Requirement => Copy each line below that contains "said".

(Recorded data)
• • • • •

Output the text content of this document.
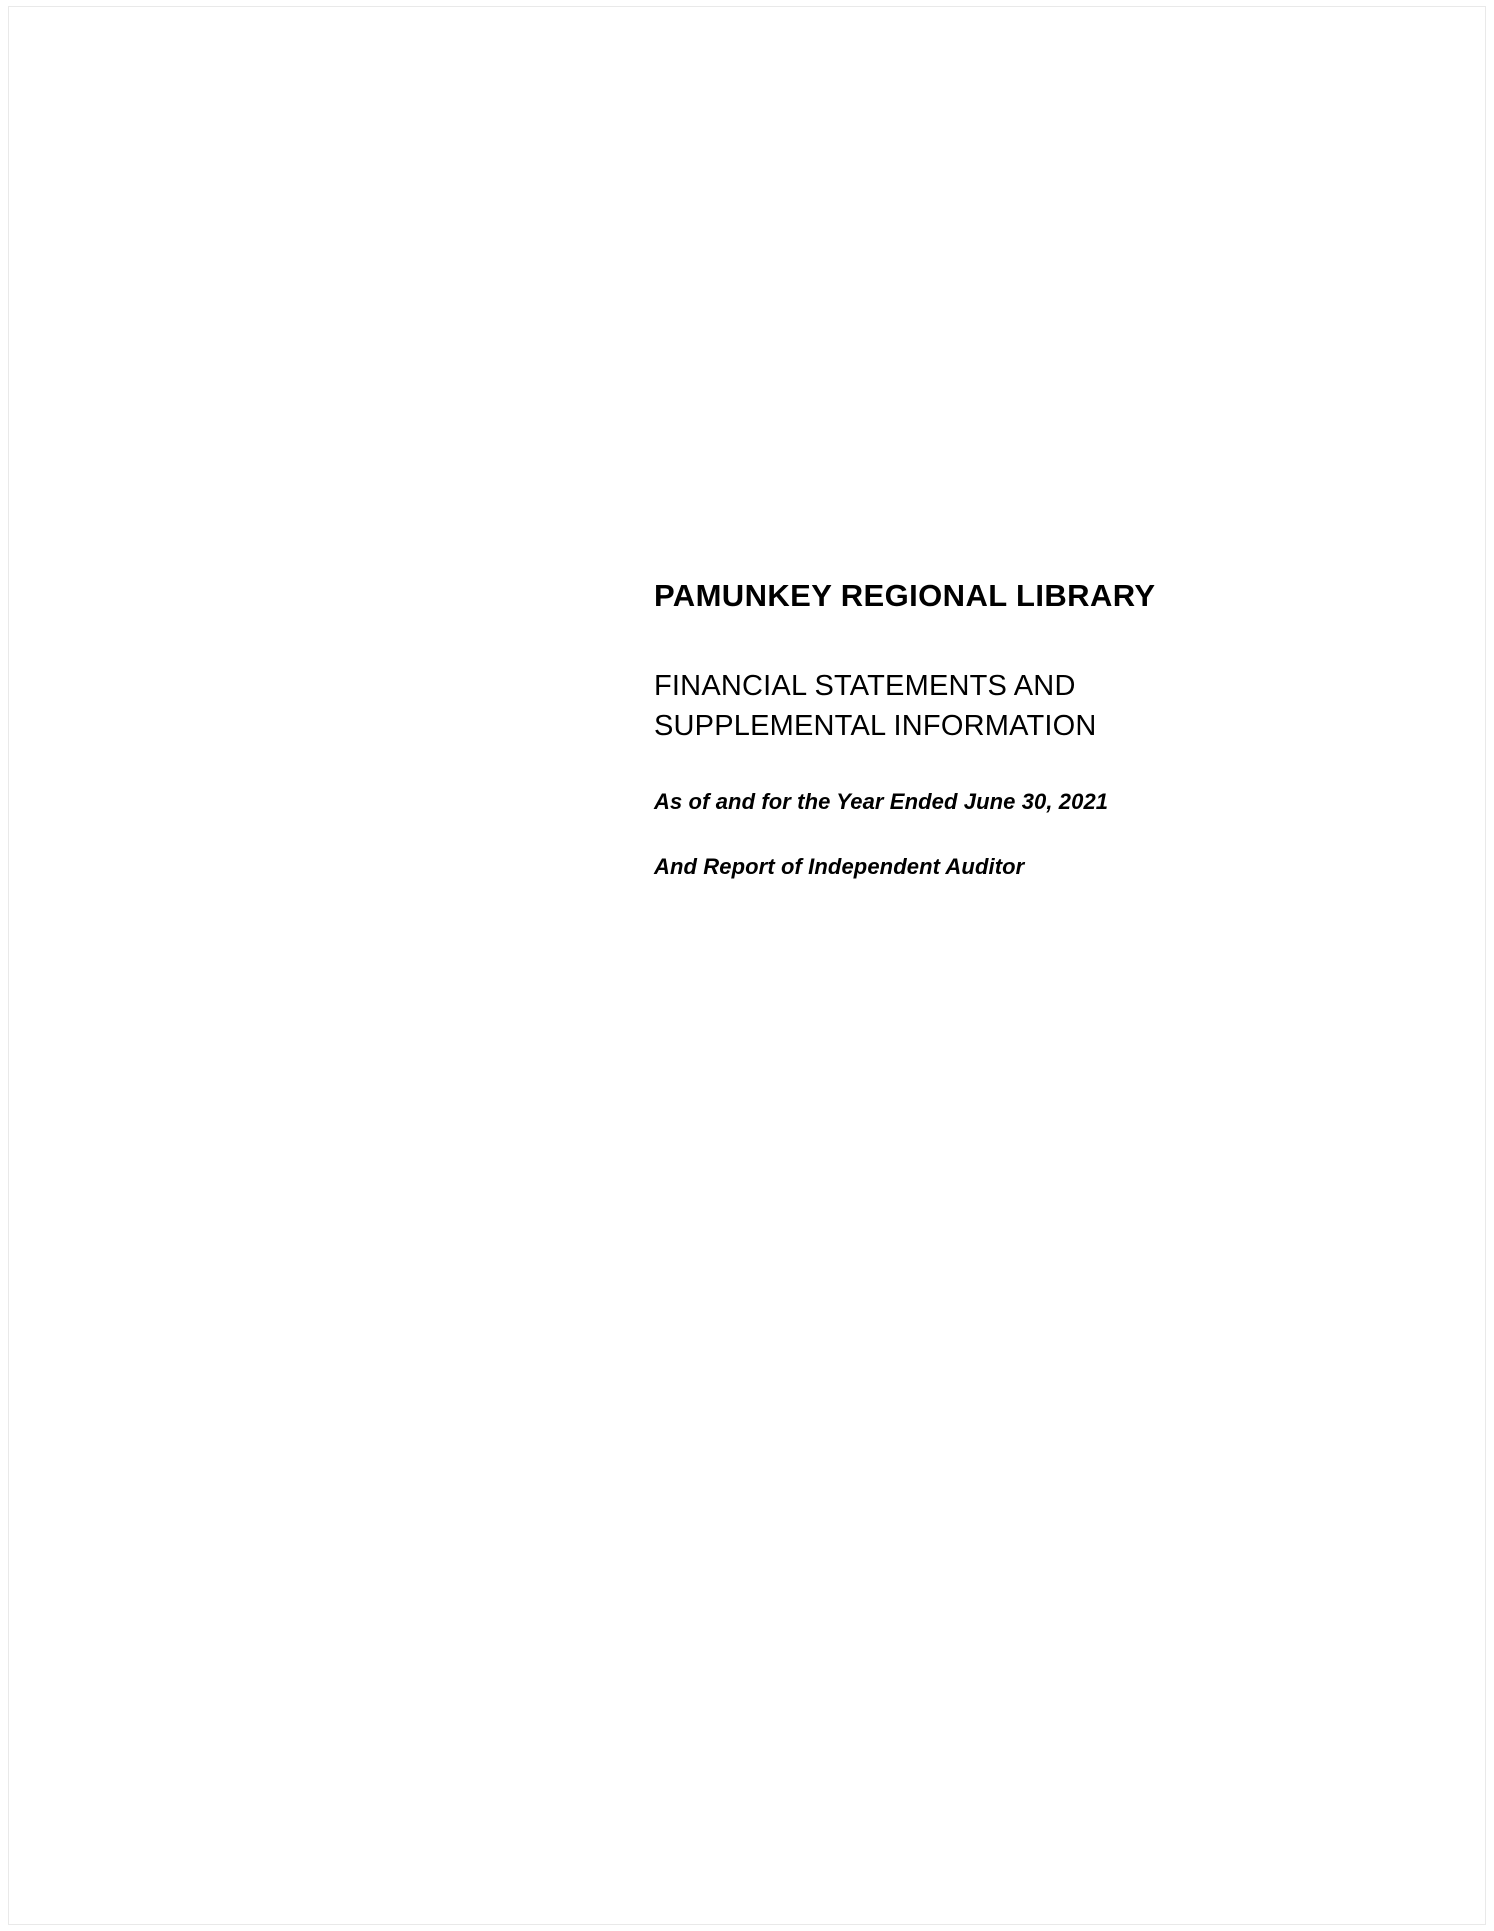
PAMUNKEY REGIONAL LIBRARY
FINANCIAL STATEMENTS AND
SUPPLEMENTAL INFORMATION
As of and for the Year Ended June 30, 2021
And Report of Independent Auditor
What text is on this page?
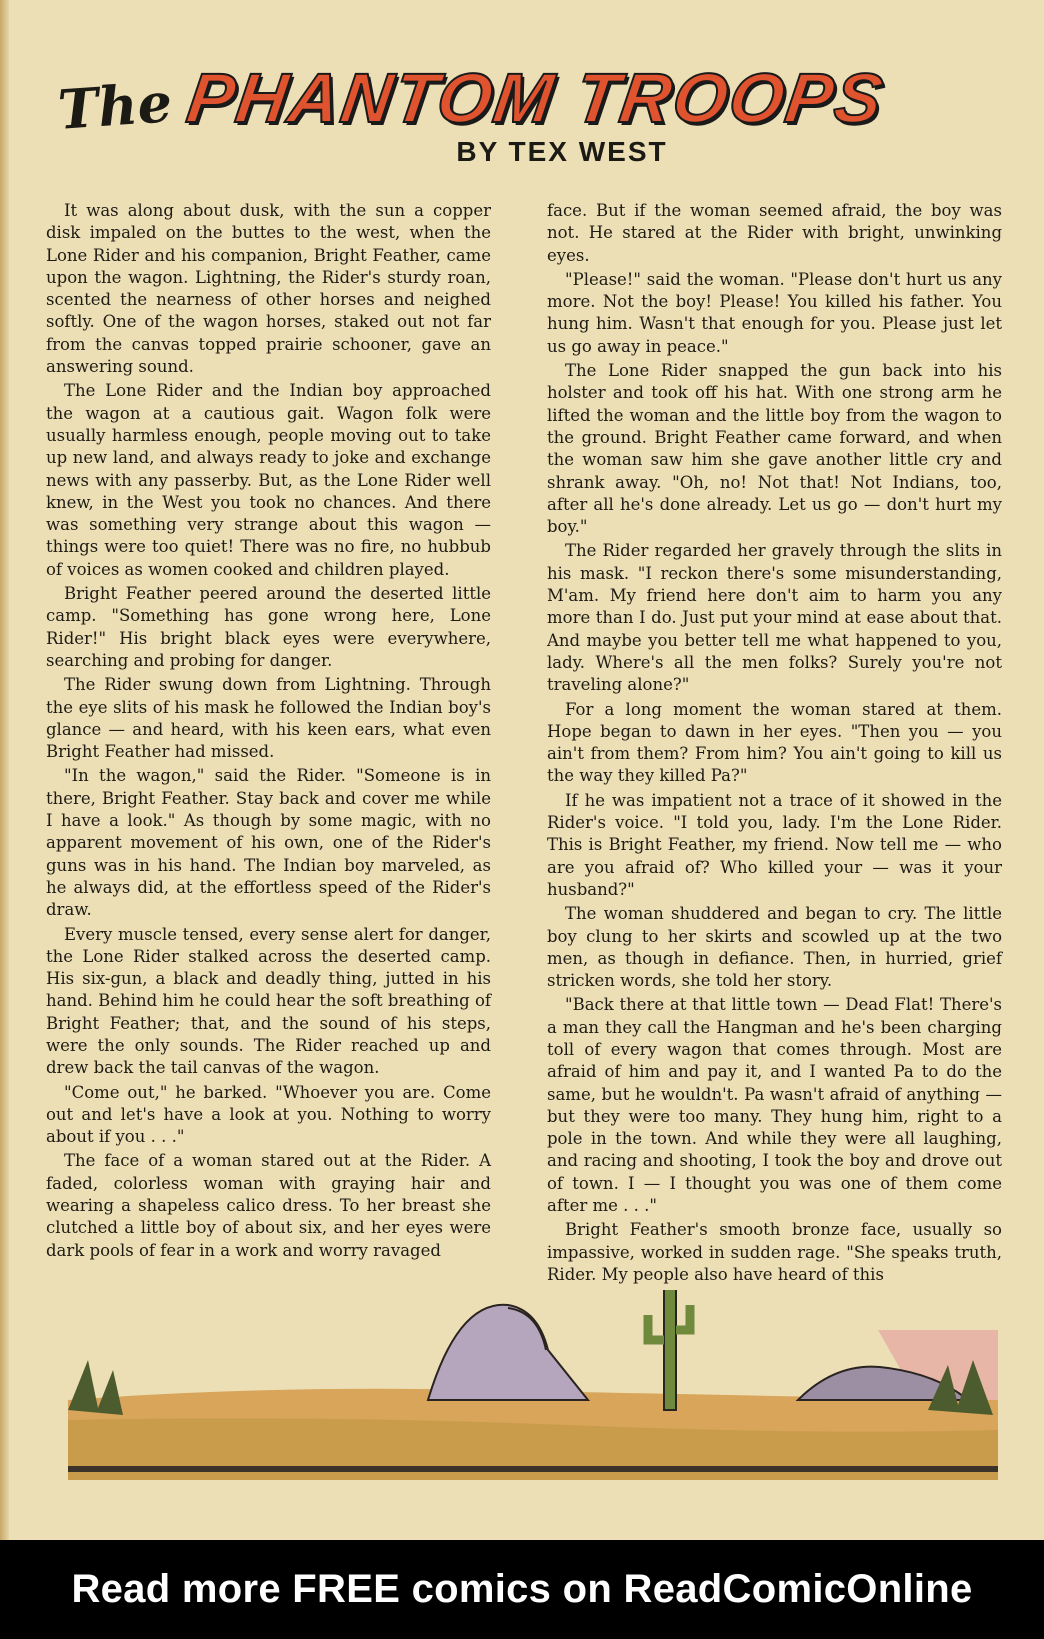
The PHANTOM TROOPS
BY TEX WEST

It was along about dusk, with the sun a copper disk impaled on the buttes to the west, when the Lone Rider and his companion, Bright Feather, came upon the wagon. Lightning, the Rider's sturdy roan, scented the nearness of other horses and neighed softly. One of the wagon horses, staked out not far from the canvas topped prairie schooner, gave an answering sound.

The Lone Rider and the Indian boy approached the wagon at a cautious gait. Wagon folk were usually harmless enough, people moving out to take up new land, and always ready to joke and exchange news with any passerby. But, as the Lone Rider well knew, in the West you took no chances. And there was something very strange about this wagon — things were too quiet! There was no fire, no hubbub of voices as women cooked and children played.

Bright Feather peered around the deserted little camp. "Something has gone wrong here, Lone Rider!" His bright black eyes were everywhere, searching and probing for danger.

The Rider swung down from Lightning. Through the eye slits of his mask he followed the Indian boy's glance — and heard, with his keen ears, what even Bright Feather had missed.

"In the wagon," said the Rider. "Someone is in there, Bright Feather. Stay back and cover me while I have a look." As though by some magic, with no apparent movement of his own, one of the Rider's guns was in his hand. The Indian boy marveled, as he always did, at the effortless speed of the Rider's draw.

Every muscle tensed, every sense alert for danger, the Lone Rider stalked across the deserted camp. His six-gun, a black and deadly thing, jutted in his hand. Behind him he could hear the soft breathing of Bright Feather; that, and the sound of his steps, were the only sounds. The Rider reached up and drew back the tail canvas of the wagon.

"Come out," he barked. "Whoever you are. Come out and let's have a look at you. Nothing to worry about if you . . ."

The face of a woman stared out at the Rider. A faded, colorless woman with graying hair and wearing a shapeless calico dress. To her breast she clutched a little boy of about six, and her eyes were dark pools of fear in a work and worry ravaged

face. But if the woman seemed afraid, the boy was not. He stared at the Rider with bright, unwinking eyes.

"Please!" said the woman. "Please don't hurt us any more. Not the boy! Please! You killed his father. You hung him. Wasn't that enough for you. Please just let us go away in peace."

The Lone Rider snapped the gun back into his holster and took off his hat. With one strong arm he lifted the woman and the little boy from the wagon to the ground. Bright Feather came forward, and when the woman saw him she gave another little cry and shrank away. "Oh, no! Not that! Not Indians, too, after all he's done already. Let us go — don't hurt my boy."

The Rider regarded her gravely through the slits in his mask. "I reckon there's some misunderstanding, M'am. My friend here don't aim to harm you any more than I do. Just put your mind at ease about that. And maybe you better tell me what happened to you, lady. Where's all the men folks? Surely you're not traveling alone?"

For a long moment the woman stared at them. Hope began to dawn in her eyes. "Then you — you ain't from them? From him? You ain't going to kill us the way they killed Pa?"

If he was impatient not a trace of it showed in the Rider's voice. "I told you, lady. I'm the Lone Rider. This is Bright Feather, my friend. Now tell me — who are you afraid of? Who killed your — was it your husband?"

The woman shuddered and began to cry. The little boy clung to her skirts and scowled up at the two men, as though in defiance. Then, in hurried, grief stricken words, she told her story.

"Back there at that little town — Dead Flat! There's a man they call the Hangman and he's been charging toll of every wagon that comes through. Most are afraid of him and pay it, and I wanted Pa to do the same, but he wouldn't. Pa wasn't afraid of anything — but they were too many. They hung him, right to a pole in the town. And while they were all laughing, and racing and shooting, I took the boy and drove out of town. I — I thought you was one of them come after me . . ."

Bright Feather's smooth bronze face, usually so impassive, worked in sudden rage. "She speaks truth, Rider. My people also have heard of this

Read more FREE comics on ReadComicOnline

• • • • •

Written answer =>
"In the wagon," said the Rider. "Someone is in there, Bright Feather. Stay back and cover me while I have a look." As though by some magic, with no apparent movement of his own, one of the Rider's guns was in his hand. The Indian boy marveled, as he always did, at the effortless speed of the Rider's draw.
"Please!" said the woman. "Please don't hurt us any more. Not the boy! Please! You killed his father. You hung him. Wasn't that enough for you. Please just let us go away in peace."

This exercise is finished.